On the dynamics of semilattice networks.

Finite dynamical systems are used to model problems from different branches of sciences such as biological networks, computer process, physics, and engineered control systems. An important combinatorial tool for studying limit cycles of a finite dynamical system is dependency graph. In Veliz-Cuba and Laubenbacher (2019) , cycle structure of semilattice networks has completely been characterized when the dependency graph is strongly connected. This characterization is in terms of the loop number of the dependency graph. In this paper, we use the methods developed in Jarrah et al. (2010) ; Veliz-Cuba and Laubenbacher (2019) and we study cycle structure of a semilattice network with an arbitrary dependency graph. We show that the period of any limit cycle divides the loop number. Next, we prove that all periodic points of a semilattice network are fixed points if and only if the loop number of dependency graph is 1. We also find some sufficient conditions under which system has periodic points of any period that divides the loop number. Then, using the same idea as Chen et al. (2020) , we give a reduction process in studying cycle structure of a semilattice networks. Finally, we completely characterized the set of fixed points of a semilattice networks in terms of the set of isotone maps between two certain partially ordered sets. Using this characterization, we give a sharp lower bound for the number of fixed points. The results in this paper apply to certain types of Boolean networks and diffusion models, and in particular extends and recovers some of the results of Chen et al. (2020) ; Jarrah et al. (2010). [ABSTRACT FROM AUTHOR]

• [EXTRACTED ENTRIES]:
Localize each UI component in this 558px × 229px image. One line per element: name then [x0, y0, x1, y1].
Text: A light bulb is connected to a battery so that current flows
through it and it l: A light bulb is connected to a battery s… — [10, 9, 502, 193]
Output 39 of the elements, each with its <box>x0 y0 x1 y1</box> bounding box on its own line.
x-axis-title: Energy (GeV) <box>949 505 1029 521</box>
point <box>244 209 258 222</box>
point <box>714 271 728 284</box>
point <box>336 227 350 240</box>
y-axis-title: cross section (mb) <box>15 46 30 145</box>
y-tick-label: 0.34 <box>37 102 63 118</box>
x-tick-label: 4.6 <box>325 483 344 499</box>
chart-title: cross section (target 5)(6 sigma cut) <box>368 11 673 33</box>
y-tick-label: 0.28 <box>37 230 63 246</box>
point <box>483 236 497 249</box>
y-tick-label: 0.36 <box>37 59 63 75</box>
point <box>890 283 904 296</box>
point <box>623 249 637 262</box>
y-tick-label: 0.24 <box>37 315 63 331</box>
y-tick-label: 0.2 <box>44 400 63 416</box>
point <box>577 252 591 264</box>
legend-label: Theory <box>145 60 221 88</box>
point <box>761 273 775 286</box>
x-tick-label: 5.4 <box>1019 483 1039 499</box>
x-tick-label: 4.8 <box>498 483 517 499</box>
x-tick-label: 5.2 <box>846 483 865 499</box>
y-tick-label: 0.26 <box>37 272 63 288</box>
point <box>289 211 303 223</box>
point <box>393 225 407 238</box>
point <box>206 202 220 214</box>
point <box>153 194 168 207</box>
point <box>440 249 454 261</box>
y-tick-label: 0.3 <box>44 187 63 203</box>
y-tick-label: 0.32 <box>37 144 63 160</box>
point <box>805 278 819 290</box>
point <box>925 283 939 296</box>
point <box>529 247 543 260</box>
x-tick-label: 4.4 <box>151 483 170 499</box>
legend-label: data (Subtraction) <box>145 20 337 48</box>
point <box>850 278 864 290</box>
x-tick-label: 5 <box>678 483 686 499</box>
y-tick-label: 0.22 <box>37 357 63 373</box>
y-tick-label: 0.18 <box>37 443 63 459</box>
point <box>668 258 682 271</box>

• [COMPLETE THE FOLLOWING]:
(A) In the abstract on semilattice networks, under what condition are all periodic points of a semilattice network fixed points?
(B) Using the abstract on semilattice networks, explain in one to three sentences how this paper goes further than the cycle structure characterization in Veliz-Cuba and Laubenbacher (2019).

• [RESULTS OF THE EXERCISE]:
(A) All periodic points are fixed points if and only if the loop number of the dependency graph is 1.

(B) Veliz-Cuba and Laubenbacher (2019) fully characterized the cycle structure of semilattice networks only when the dependency graph is strongly connected, in terms of its loop number. This paper uses the methods of Jarrah et al. (2010) and Veliz-Cuba and Laubenbacher (2019) to study cycle structure when the dependency graph is arbitrary.